=== YOUR OBJECTIVE ===
From the entries below, copy every line where the string "déconcertée" appears.

[Dataset items]
>>>

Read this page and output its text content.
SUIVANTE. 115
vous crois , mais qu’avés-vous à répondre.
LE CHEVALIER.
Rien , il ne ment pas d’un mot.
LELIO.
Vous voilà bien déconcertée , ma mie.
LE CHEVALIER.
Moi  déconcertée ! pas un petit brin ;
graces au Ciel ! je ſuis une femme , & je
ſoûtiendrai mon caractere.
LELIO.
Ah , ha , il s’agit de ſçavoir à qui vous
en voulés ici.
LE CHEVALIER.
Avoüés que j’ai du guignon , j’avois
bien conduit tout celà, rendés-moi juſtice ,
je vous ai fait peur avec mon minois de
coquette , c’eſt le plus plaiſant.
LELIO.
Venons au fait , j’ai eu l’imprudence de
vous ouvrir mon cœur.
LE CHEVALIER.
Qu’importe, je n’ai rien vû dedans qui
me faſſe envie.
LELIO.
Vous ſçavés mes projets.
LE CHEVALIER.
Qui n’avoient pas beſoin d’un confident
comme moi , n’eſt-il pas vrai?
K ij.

<<<

=== FINISHED TASK ===
Vous voilà bien déconcertée , ma mie.
Moi  déconcertée ! pas un petit brin ;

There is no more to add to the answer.